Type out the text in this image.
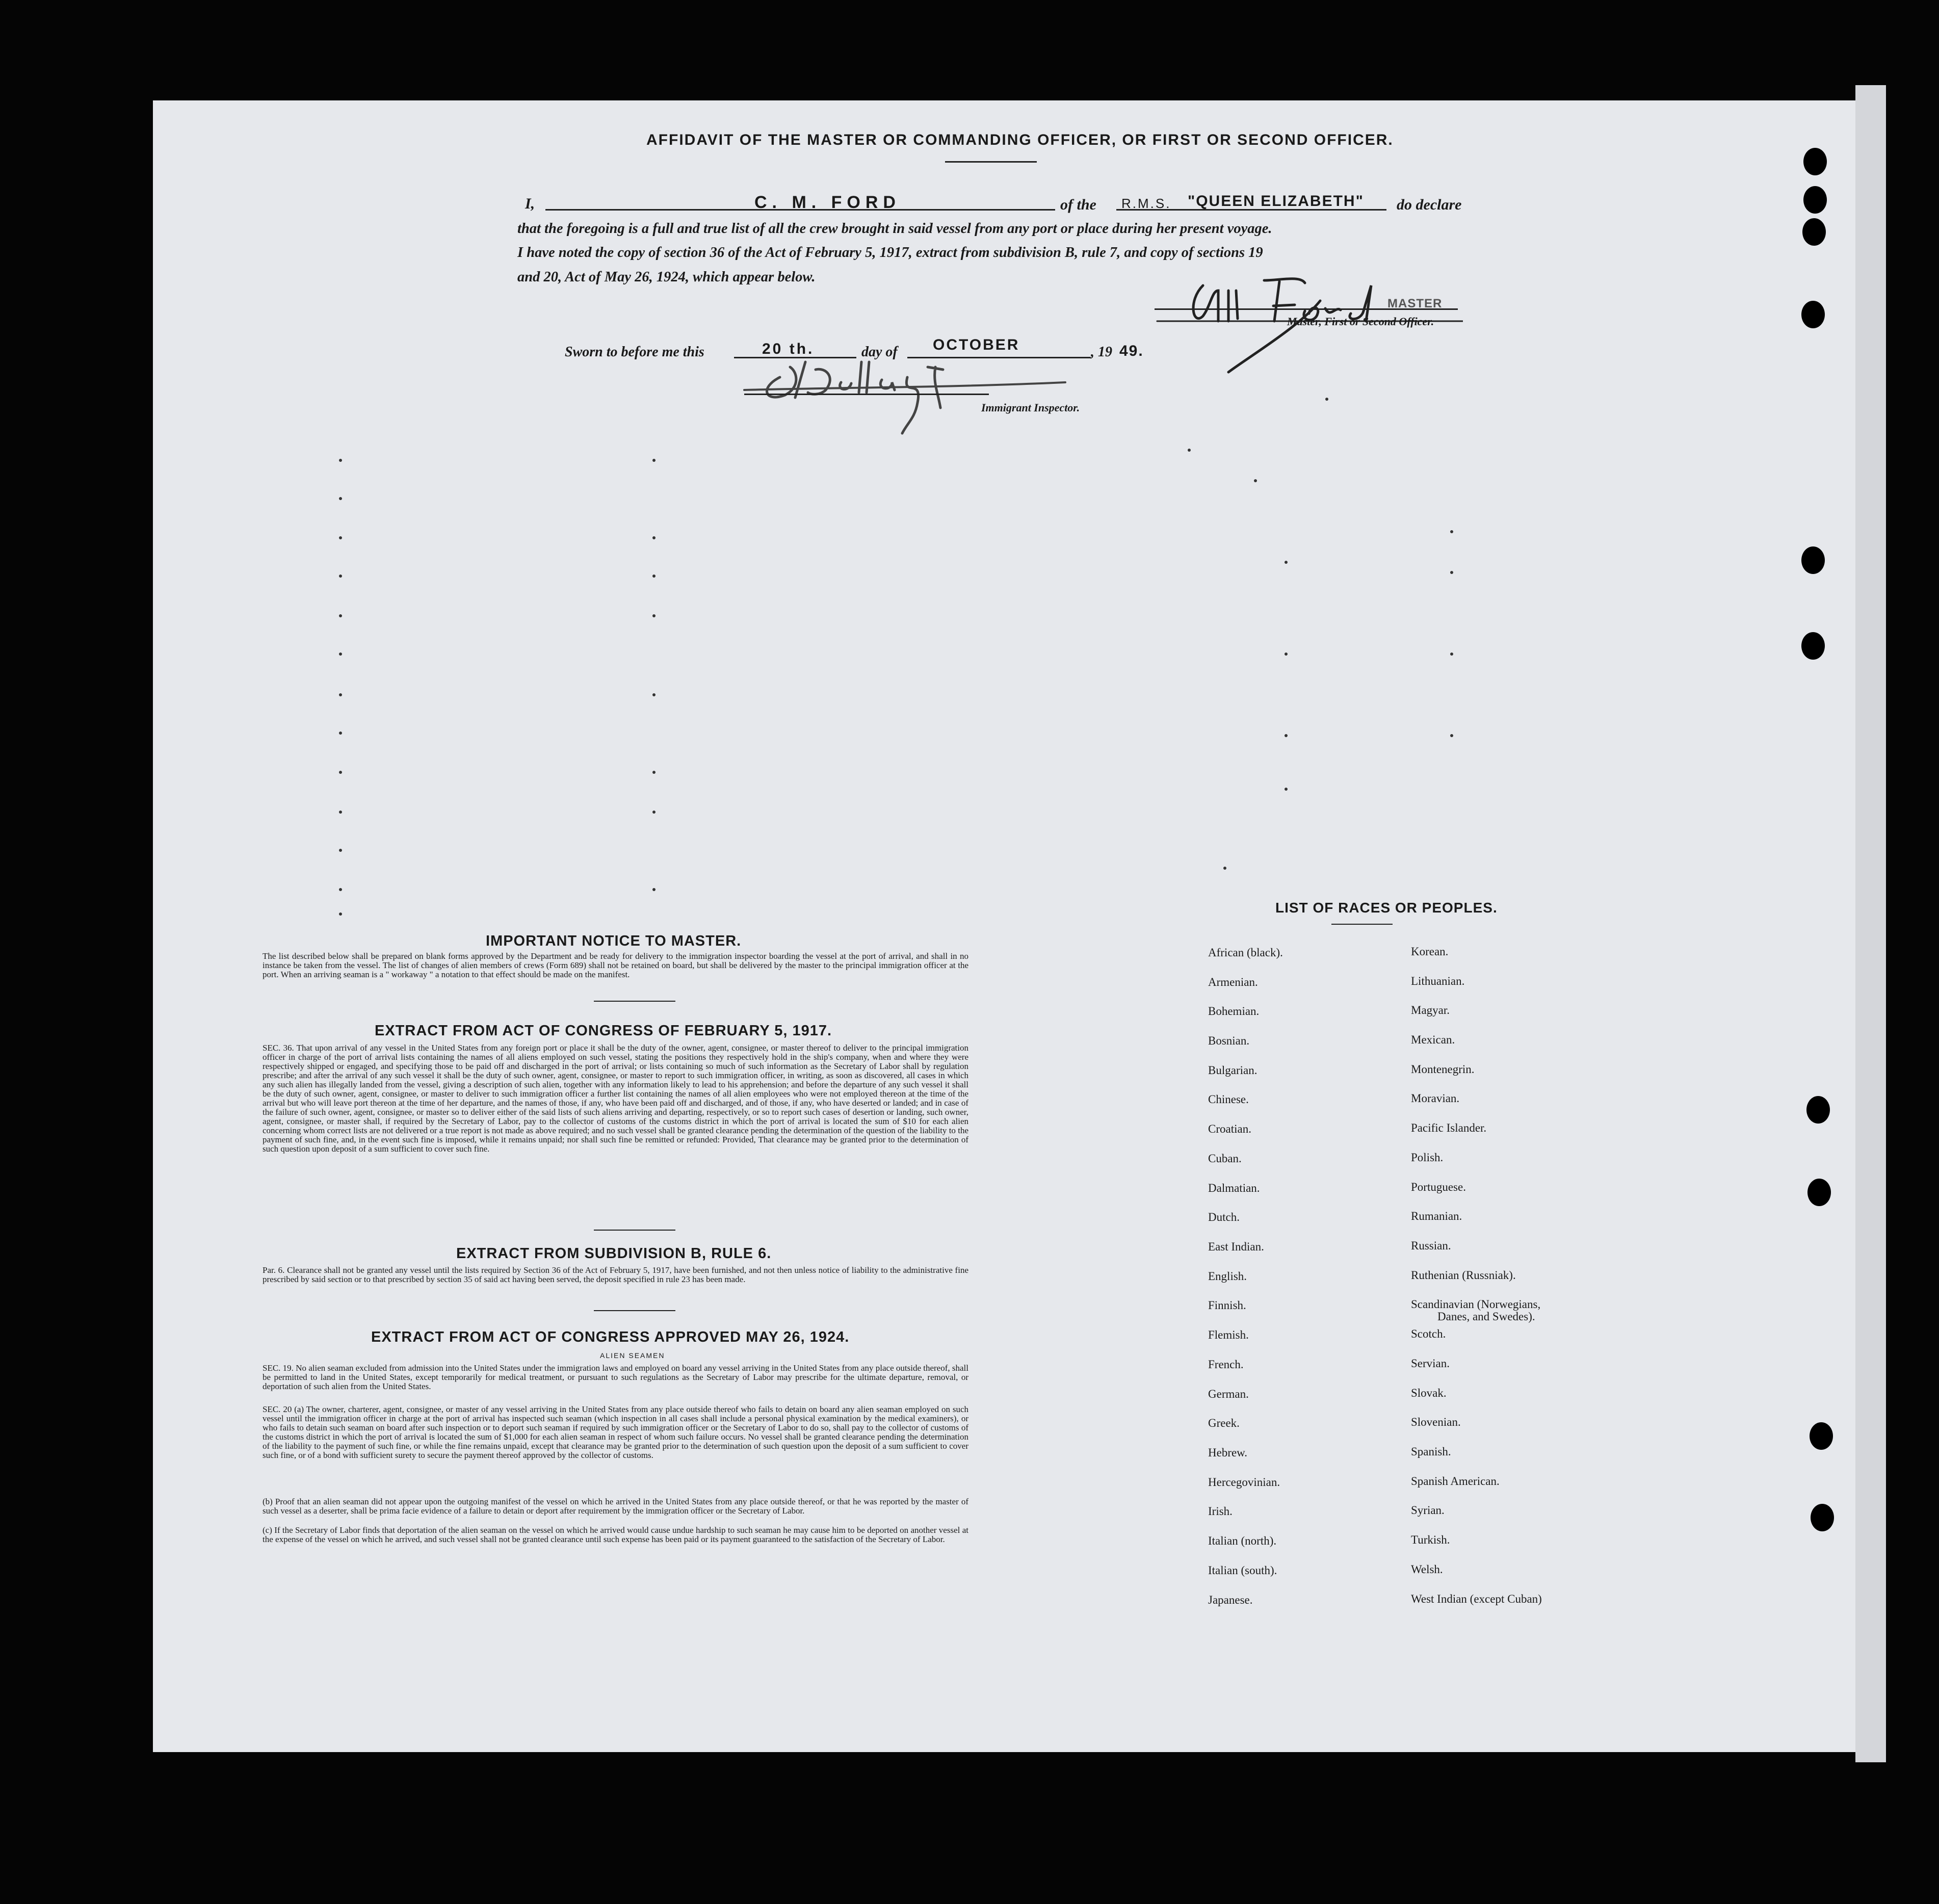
AFFIDAVIT OF THE MASTER OR COMMANDING OFFICER, OR FIRST OR SECOND OFFICER.
I,	C. M. FORD	of the R.M.S. "QUEEN ELIZABETH" do declare
that the foregoing is a full and true list of all the crew brought in said vessel from any port or place during her present voyage.
I have noted the copy of section 36 of the Act of February 5, 1917, extract from subdivision B, rule 7, and copy of sections 19
and 20, Act of May 26, 1924, which appear below.
MASTER
Master, First or Second Officer.
Sworn to before me this	20 th.	day of OCTOBER	, 19 49.
Immigrant Inspector.
IMPORTANT NOTICE TO MASTER.
The list described below shall be prepared on blank forms approved by the Department and be ready for delivery to the immigration inspector boarding the vessel at the port of arrival, and shall in no instance be taken from the vessel. The list of changes of alien members of crews (Form 689) shall not be retained on board, but shall be delivered by the master to the principal immigration officer at the port. When an arriving seaman is a " workaway " a notation to that effect should be made on the manifest.
EXTRACT FROM ACT OF CONGRESS OF FEBRUARY 5, 1917.
SEC. 36. That upon arrival of any vessel in the United States from any foreign port or place it shall be the duty of the owner, agent, consignee, or master thereof to deliver to the principal immigration officer in charge of the port of arrival lists containing the names of all aliens employed on such vessel, stating the positions they respectively hold in the ship's company, when and where they were respectively shipped or engaged, and specifying those to be paid off and discharged in the port of arrival; or lists containing so much of such information as the Secretary of Labor shall by regulation prescribe; and after the arrival of any such vessel it shall be the duty of such owner, agent, consignee, or master to report to such immigration officer, in writing, as soon as discovered, all cases in which any such alien has illegally landed from the vessel, giving a description of such alien, together with any information likely to lead to his apprehension; and before the departure of any such vessel it shall be the duty of such owner, agent, consignee, or master to deliver to such immigration officer a further list containing the names of all alien employees who were not employed thereon at the time of the arrival but who will leave port thereon at the time of her departure, and the names of those, if any, who have been paid off and discharged, and of those, if any, who have deserted or landed; and in case of the failure of such owner, agent, consignee, or master so to deliver either of the said lists of such aliens arriving and departing, respectively, or so to report such cases of desertion or landing, such owner, agent, consignee, or master shall, if required by the Secretary of Labor, pay to the collector of customs of the customs district in which the port of arrival is located the sum of $10 for each alien concerning whom correct lists are not delivered or a true report is not made as above required; and no such vessel shall be granted clearance pending the determination of the question of the liability to the payment of such fine, and, in the event such fine is imposed, while it remains unpaid; nor shall such fine be remitted or refunded: Provided, That clearance may be granted prior to the determination of such question upon deposit of a sum sufficient to cover such fine.
EXTRACT FROM SUBDIVISION B, RULE 6.
Par. 6. Clearance shall not be granted any vessel until the lists required by Section 36 of the Act of February 5, 1917, have been furnished, and not then unless notice of liability to the administrative fine prescribed by said section or to that prescribed by section 35 of said act having been served, the deposit specified in rule 23 has been made.
EXTRACT FROM ACT OF CONGRESS APPROVED MAY 26, 1924.
ALIEN SEAMEN
SEC. 19. No alien seaman excluded from admission into the United States under the immigration laws and employed on board any vessel arriving in the United States from any place outside thereof, shall be permitted to land in the United States, except temporarily for medical treatment, or pursuant to such regulations as the Secretary of Labor may prescribe for the ultimate departure, removal, or deportation of such alien from the United States.
SEC. 20 (a) The owner, charterer, agent, consignee, or master of any vessel arriving in the United States from any place outside thereof who fails to detain on board any alien seaman employed on such vessel until the immigration officer in charge at the port of arrival has inspected such seaman (which inspection in all cases shall include a personal physical examination by the medical examiners), or who fails to detain such seaman on board after such inspection or to deport such seaman if required by such immigration officer or the Secretary of Labor to do so, shall pay to the collector of customs of the customs district in which the port of arrival is located the sum of $1,000 for each alien seaman in respect of whom such failure occurs. No vessel shall be granted clearance pending the determination of the liability to the payment of such fine, or while the fine remains unpaid, except that clearance may be granted prior to the determination of such question upon the deposit of a sum sufficient to cover such fine, or of a bond with sufficient surety to secure the payment thereof approved by the collector of customs.
(b) Proof that an alien seaman did not appear upon the outgoing manifest of the vessel on which he arrived in the United States from any place outside thereof, or that he was reported by the master of such vessel as a deserter, shall be prima facie evidence of a failure to detain or deport after requirement by the immigration officer or the Secretary of Labor.
(c) If the Secretary of Labor finds that deportation of the alien seaman on the vessel on which he arrived would cause undue hardship to such seaman he may cause him to be deported on another vessel at the expense of the vessel on which he arrived, and such vessel shall not be granted clearance until such expense has been paid or its payment guaranteed to the satisfaction of the Secretary of Labor.
LIST OF RACES OR PEOPLES.
African (black).
Armenian.
Bohemian.
Bosnian.
Bulgarian.
Chinese.
Croatian.
Cuban.
Dalmatian.
Dutch.
East Indian.
English.
Finnish.
Flemish.
French.
German.
Greek.
Hebrew.
Hercegovinian.
Irish.
Italian (north).
Italian (south).
Japanese.
Korean.
Lithuanian.
Magyar.
Mexican.
Montenegrin.
Moravian.
Pacific Islander.
Polish.
Portuguese.
Rumanian.
Russian.
Ruthenian (Russniak).
Scandinavian (Norwegians,
Danes, and Swedes).
Scotch.
Servian.
Slovak.
Slovenian.
Spanish.
Spanish American.
Syrian.
Turkish.
Welsh.
West Indian (except Cuban)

━━━━━━━━━━━━━━━━━━━━

*Exercise instructions*
Extract all the data above exactly, excluding every picture.

*Task output*
Type out the text in this image.
AFFIDAVIT OF THE MASTER OR COMMANDING OFFICER, OR FIRST OR SECOND OFFICER.
I,	C. M. FORD	of the R.M.S. "QUEEN ELIZABETH" do declare
that the foregoing is a full and true list of all the crew brought in said vessel from any port or place during her present voyage.
I have noted the copy of section 36 of the Act of February 5, 1917, extract from subdivision B, rule 7, and copy of sections 19
and 20, Act of May 26, 1924, which appear below.
MASTER
Master, First or Second Officer.
Sworn to before me this	20 th.	day of OCTOBER	, 19 49.
Immigrant Inspector.
IMPORTANT NOTICE TO MASTER.
The list described below shall be prepared on blank forms approved by the Department and be ready for delivery to the immigration inspector boarding the vessel at the port of arrival, and shall in no instance be taken from the vessel. The list of changes of alien members of crews (Form 689) shall not be retained on board, but shall be delivered by the master to the principal immigration officer at the port. When an arriving seaman is a " workaway " a notation to that effect should be made on the manifest.
EXTRACT FROM ACT OF CONGRESS OF FEBRUARY 5, 1917.
SEC. 36. That upon arrival of any vessel in the United States from any foreign port or place it shall be the duty of the owner, agent, consignee, or master thereof to deliver to the principal immigration officer in charge of the port of arrival lists containing the names of all aliens employed on such vessel, stating the positions they respectively hold in the ship's company, when and where they were respectively shipped or engaged, and specifying those to be paid off and discharged in the port of arrival; or lists containing so much of such information as the Secretary of Labor shall by regulation prescribe; and after the arrival of any such vessel it shall be the duty of such owner, agent, consignee, or master to report to such immigration officer, in writing, as soon as discovered, all cases in which any such alien has illegally landed from the vessel, giving a description of such alien, together with any information likely to lead to his apprehension; and before the departure of any such vessel it shall be the duty of such owner, agent, consignee, or master to deliver to such immigration officer a further list containing the names of all alien employees who were not employed thereon at the time of the arrival but who will leave port thereon at the time of her departure, and the names of those, if any, who have been paid off and discharged, and of those, if any, who have deserted or landed; and in case of the failure of such owner, agent, consignee, or master so to deliver either of the said lists of such aliens arriving and departing, respectively, or so to report such cases of desertion or landing, such owner, agent, consignee, or master shall, if required by the Secretary of Labor, pay to the collector of customs of the customs district in which the port of arrival is located the sum of $10 for each alien concerning whom correct lists are not delivered or a true report is not made as above required; and no such vessel shall be granted clearance pending the determination of the question of the liability to the payment of such fine, and, in the event such fine is imposed, while it remains unpaid; nor shall such fine be remitted or refunded: Provided, That clearance may be granted prior to the determination of such question upon deposit of a sum sufficient to cover such fine.
EXTRACT FROM SUBDIVISION B, RULE 6.
Par. 6. Clearance shall not be granted any vessel until the lists required by Section 36 of the Act of February 5, 1917, have been furnished, and not then unless notice of liability to the administrative fine prescribed by said section or to that prescribed by section 35 of said act having been served, the deposit specified in rule 23 has been made.
EXTRACT FROM ACT OF CONGRESS APPROVED MAY 26, 1924.
ALIEN SEAMEN
SEC. 19. No alien seaman excluded from admission into the United States under the immigration laws and employed on board any vessel arriving in the United States from any place outside thereof, shall be permitted to land in the United States, except temporarily for medical treatment, or pursuant to such regulations as the Secretary of Labor may prescribe for the ultimate departure, removal, or deportation of such alien from the United States.
SEC. 20 (a) The owner, charterer, agent, consignee, or master of any vessel arriving in the United States from any place outside thereof who fails to detain on board any alien seaman employed on such vessel until the immigration officer in charge at the port of arrival has inspected such seaman (which inspection in all cases shall include a personal physical examination by the medical examiners), or who fails to detain such seaman on board after such inspection or to deport such seaman if required by such immigration officer or the Secretary of Labor to do so, shall pay to the collector of customs of the customs district in which the port of arrival is located the sum of $1,000 for each alien seaman in respect of whom such failure occurs. No vessel shall be granted clearance pending the determination of the liability to the payment of such fine, or while the fine remains unpaid, except that clearance may be granted prior to the determination of such question upon the deposit of a sum sufficient to cover such fine, or of a bond with sufficient surety to secure the payment thereof approved by the collector of customs.
(b) Proof that an alien seaman did not appear upon the outgoing manifest of the vessel on which he arrived in the United States from any place outside thereof, or that he was reported by the master of such vessel as a deserter, shall be prima facie evidence of a failure to detain or deport after requirement by the immigration officer or the Secretary of Labor.
(c) If the Secretary of Labor finds that deportation of the alien seaman on the vessel on which he arrived would cause undue hardship to such seaman he may cause him to be deported on another vessel at the expense of the vessel on which he arrived, and such vessel shall not be granted clearance until such expense has been paid or its payment guaranteed to the satisfaction of the Secretary of Labor.
LIST OF RACES OR PEOPLES.
African (black).
Armenian.
Bohemian.
Bosnian.
Bulgarian.
Chinese.
Croatian.
Cuban.
Dalmatian.
Dutch.
East Indian.
English.
Finnish.
Flemish.
French.
German.
Greek.
Hebrew.
Hercegovinian.
Irish.
Italian (north).
Italian (south).
Japanese.
Korean.
Lithuanian.
Magyar.
Mexican.
Montenegrin.
Moravian.
Pacific Islander.
Polish.
Portuguese.
Rumanian.
Russian.
Ruthenian (Russniak).
Scandinavian (Norwegians,
Danes, and Swedes).
Scotch.
Servian.
Slovak.
Slovenian.
Spanish.
Spanish American.
Syrian.
Turkish.
Welsh.
West Indian (except Cuban)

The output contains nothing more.